Your goal: Pull out all lines from the listing below in which the word "questions" appears.

Information given:
⁂

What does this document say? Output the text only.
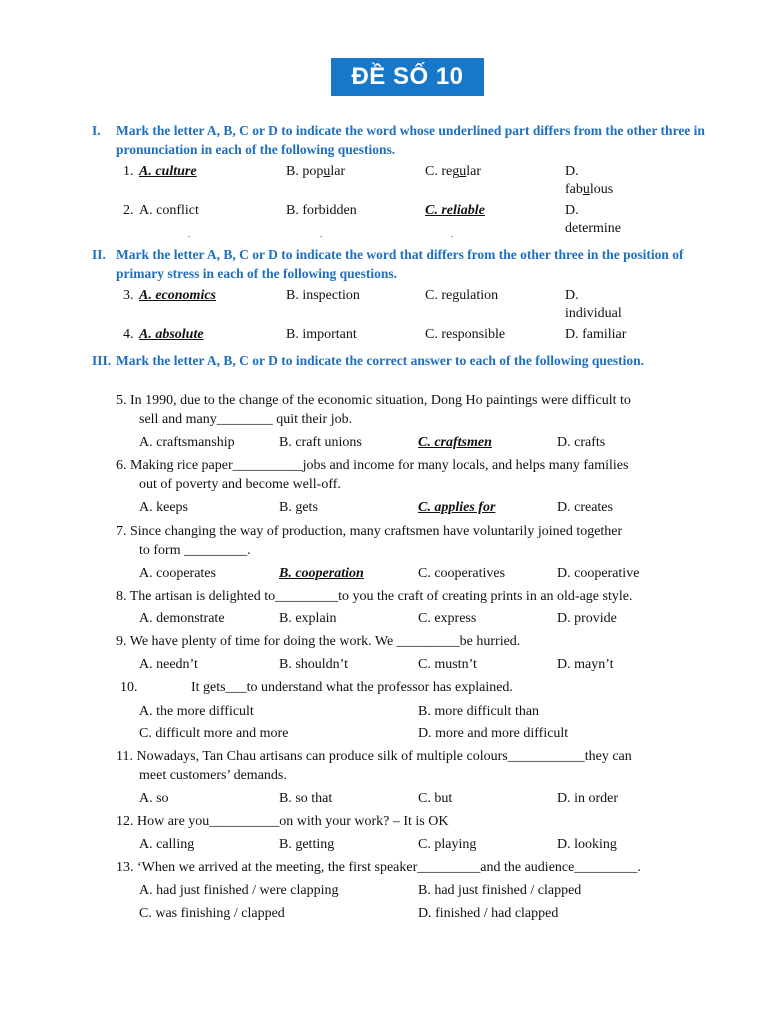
ĐỀ SỐ 10
I. Mark the letter A, B, C or D to indicate the word whose underlined part differs from the other three in pronunciation in each of the following questions.
1. A. culture	B. popular	C. regular	D.
fabulous
2. A. conflict	B. forbidden	C. reliable	D.
determine
.	.	.
II. Mark the letter A, B, C or D to indicate the word that differs from the other three in the position of primary stress in each of the following questions.
3. A. economics	B. inspection	C. regulation	D.
individual
4. A. absolute	B. important	C. responsible	D. familiar
III. Mark the letter A, B, C or D to indicate the correct answer to each of the following question.
5. In 1990, due to the change of the economic situation, Dong Ho paintings were difficult to
sell and many________ quit their job.
A. craftsmanship	B. craft unions	C. craftsmen	D. crafts
6. Making rice paper__________jobs and income for many locals, and helps many families
out of poverty and become well-off.
A. keeps	B. gets	C. applies for	D. creates
7. Since changing the way of production, many craftsmen have voluntarily joined together
to form _________.
A. cooperates	B. cooperation	C. cooperatives	D. cooperative
8. The artisan is delighted to_________to you the craft of creating prints in an old-age style.
A. demonstrate	B. explain	C. express	D. provide
9. We have plenty of time for doing the work. We _________be hurried.
A. needn’t	B. shouldn’t	C. mustn’t	D. mayn’t
10.	It gets___to understand what the professor has explained.
A. the more difficult	B. more difficult than
C. difficult more and more	D. more and more difficult
11. Nowadays, Tan Chau artisans can produce silk of multiple colours___________they can
meet customers’ demands.
A. so	B. so that	C. but	D. in order
12. How are you__________on with your work? – It is OK
A. calling	B. getting	C. playing	D. looking
13. ‘When we arrived at the meeting, the first speaker_________and the audience_________.
A. had just finished / were clapping	B. had just finished / clapped
C. was finishing / clapped	D. finished / had clapped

⁂

Task solution:
I. Mark the letter A, B, C or D to indicate the word whose underlined part differs from the other three in pronunciation in each of the following questions.
II. Mark the letter A, B, C or D to indicate the word that differs from the other three in the position of primary stress in each of the following questions.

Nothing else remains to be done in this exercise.